Convert every line, from the first one down to and including the line containing "main-nav: About Me", into a JSON list of strings, one string per line, omitting any blank lines.

:: Data to process ::

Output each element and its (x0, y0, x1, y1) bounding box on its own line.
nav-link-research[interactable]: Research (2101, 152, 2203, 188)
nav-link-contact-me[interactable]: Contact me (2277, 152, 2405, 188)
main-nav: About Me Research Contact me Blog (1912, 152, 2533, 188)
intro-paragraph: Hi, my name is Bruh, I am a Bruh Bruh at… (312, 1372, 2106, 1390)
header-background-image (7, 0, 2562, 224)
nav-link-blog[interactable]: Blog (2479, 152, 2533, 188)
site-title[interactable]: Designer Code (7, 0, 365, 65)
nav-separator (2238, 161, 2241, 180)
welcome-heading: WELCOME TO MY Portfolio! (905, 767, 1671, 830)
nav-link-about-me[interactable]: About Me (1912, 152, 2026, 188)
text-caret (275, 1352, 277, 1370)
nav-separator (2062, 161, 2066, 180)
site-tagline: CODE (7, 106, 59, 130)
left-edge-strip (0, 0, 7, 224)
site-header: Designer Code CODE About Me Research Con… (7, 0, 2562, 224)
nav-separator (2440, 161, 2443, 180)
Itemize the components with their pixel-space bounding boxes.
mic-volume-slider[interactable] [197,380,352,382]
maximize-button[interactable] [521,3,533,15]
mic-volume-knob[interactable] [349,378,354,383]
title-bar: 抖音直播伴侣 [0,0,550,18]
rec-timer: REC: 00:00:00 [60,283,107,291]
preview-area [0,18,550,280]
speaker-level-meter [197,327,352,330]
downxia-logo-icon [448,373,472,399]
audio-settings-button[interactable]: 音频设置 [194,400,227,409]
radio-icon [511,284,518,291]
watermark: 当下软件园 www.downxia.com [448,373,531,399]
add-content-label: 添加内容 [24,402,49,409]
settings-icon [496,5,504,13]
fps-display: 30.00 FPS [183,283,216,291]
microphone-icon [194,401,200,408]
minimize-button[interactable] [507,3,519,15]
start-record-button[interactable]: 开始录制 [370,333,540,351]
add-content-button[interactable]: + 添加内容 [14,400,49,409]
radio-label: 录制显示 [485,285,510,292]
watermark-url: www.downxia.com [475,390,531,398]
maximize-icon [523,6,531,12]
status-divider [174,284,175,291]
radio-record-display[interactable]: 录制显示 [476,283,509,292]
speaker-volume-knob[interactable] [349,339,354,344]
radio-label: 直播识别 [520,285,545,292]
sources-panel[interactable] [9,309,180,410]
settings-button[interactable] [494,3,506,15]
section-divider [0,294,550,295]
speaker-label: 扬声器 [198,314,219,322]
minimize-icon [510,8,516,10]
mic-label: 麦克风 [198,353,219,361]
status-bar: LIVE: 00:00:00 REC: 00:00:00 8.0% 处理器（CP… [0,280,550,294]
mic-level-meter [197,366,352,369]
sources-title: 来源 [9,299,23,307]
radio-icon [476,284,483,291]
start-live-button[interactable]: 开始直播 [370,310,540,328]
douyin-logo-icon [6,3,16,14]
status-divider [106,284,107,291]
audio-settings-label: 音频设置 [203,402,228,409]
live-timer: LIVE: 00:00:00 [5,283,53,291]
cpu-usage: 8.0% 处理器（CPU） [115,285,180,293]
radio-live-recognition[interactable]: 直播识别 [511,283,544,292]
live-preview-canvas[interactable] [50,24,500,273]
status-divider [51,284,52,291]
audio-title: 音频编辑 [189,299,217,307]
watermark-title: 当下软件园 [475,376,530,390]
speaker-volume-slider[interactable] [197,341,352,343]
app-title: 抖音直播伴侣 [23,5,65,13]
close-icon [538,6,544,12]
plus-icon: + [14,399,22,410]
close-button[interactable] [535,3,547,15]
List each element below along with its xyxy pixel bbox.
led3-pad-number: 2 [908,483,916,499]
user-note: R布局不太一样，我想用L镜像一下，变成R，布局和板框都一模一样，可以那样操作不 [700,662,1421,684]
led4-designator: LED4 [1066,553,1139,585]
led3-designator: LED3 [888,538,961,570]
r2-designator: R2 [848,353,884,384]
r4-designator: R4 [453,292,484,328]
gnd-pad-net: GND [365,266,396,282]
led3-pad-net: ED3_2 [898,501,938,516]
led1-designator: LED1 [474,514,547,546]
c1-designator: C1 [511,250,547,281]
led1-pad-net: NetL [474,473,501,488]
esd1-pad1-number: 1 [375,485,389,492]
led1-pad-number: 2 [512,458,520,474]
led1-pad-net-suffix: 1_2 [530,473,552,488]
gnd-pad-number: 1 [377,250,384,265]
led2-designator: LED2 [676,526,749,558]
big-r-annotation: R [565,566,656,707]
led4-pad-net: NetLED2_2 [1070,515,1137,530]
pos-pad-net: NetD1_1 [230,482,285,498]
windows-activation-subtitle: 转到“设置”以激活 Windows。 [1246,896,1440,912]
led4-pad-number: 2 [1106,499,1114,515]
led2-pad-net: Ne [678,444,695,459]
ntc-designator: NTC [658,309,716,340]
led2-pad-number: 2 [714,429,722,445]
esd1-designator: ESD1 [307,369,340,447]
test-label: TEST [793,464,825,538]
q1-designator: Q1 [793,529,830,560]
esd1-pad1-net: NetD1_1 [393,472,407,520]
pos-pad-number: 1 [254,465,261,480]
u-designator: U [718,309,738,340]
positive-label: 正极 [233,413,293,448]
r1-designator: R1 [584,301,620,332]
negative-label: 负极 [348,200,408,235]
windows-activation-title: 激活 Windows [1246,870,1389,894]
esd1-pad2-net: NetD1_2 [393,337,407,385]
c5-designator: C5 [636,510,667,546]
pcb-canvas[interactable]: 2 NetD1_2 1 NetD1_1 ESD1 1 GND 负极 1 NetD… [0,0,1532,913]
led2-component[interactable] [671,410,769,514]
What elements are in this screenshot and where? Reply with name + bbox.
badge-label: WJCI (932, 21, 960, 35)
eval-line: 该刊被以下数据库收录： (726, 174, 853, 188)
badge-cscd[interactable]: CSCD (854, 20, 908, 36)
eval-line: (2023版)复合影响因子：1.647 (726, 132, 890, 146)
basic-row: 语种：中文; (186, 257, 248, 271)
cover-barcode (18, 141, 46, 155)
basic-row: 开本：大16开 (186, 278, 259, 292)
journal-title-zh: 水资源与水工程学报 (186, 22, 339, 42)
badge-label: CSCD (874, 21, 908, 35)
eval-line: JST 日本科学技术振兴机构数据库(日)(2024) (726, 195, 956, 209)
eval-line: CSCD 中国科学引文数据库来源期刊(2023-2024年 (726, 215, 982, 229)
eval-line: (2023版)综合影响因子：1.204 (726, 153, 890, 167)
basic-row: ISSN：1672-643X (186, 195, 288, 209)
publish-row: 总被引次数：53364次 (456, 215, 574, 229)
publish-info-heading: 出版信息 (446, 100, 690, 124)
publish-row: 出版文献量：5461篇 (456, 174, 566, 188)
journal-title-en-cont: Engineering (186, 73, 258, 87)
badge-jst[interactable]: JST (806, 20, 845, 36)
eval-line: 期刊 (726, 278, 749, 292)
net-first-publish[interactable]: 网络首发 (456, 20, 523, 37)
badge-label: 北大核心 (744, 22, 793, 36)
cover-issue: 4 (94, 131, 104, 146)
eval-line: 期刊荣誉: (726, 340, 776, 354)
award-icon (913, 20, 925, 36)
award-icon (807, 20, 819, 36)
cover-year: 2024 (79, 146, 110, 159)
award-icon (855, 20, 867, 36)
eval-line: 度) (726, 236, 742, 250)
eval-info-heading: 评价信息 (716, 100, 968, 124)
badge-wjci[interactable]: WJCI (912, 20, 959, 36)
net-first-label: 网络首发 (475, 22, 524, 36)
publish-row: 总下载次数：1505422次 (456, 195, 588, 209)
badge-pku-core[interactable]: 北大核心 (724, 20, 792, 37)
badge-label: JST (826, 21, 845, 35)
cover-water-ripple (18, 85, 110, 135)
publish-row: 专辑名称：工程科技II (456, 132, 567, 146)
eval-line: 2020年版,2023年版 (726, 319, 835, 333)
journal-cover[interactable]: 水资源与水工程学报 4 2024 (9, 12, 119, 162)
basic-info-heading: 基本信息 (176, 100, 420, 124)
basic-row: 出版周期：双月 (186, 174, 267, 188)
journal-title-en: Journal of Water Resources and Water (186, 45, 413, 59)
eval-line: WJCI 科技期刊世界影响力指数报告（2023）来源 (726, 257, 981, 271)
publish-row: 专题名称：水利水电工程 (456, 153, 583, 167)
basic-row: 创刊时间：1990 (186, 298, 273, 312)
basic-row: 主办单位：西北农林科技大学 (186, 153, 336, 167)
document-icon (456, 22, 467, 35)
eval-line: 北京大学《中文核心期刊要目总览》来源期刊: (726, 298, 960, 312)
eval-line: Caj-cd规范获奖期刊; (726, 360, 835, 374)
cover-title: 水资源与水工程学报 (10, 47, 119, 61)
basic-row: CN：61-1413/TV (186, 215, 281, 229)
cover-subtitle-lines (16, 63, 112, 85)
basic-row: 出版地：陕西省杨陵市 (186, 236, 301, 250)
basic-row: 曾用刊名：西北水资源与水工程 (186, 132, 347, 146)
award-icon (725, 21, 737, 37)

:::

Task output:
[
  "Output each element and its (x0, y0, x1, y1) bounding box on its own line.",
  "nav-link-research[interactable]: Research (2101, 152, 2203, 188)",
  "nav-link-contact-me[interactable]: Contact me (2277, 152, 2405, 188)",
  "main-nav: About Me Research Contact me Blog (1912, 152, 2533, 188)"
]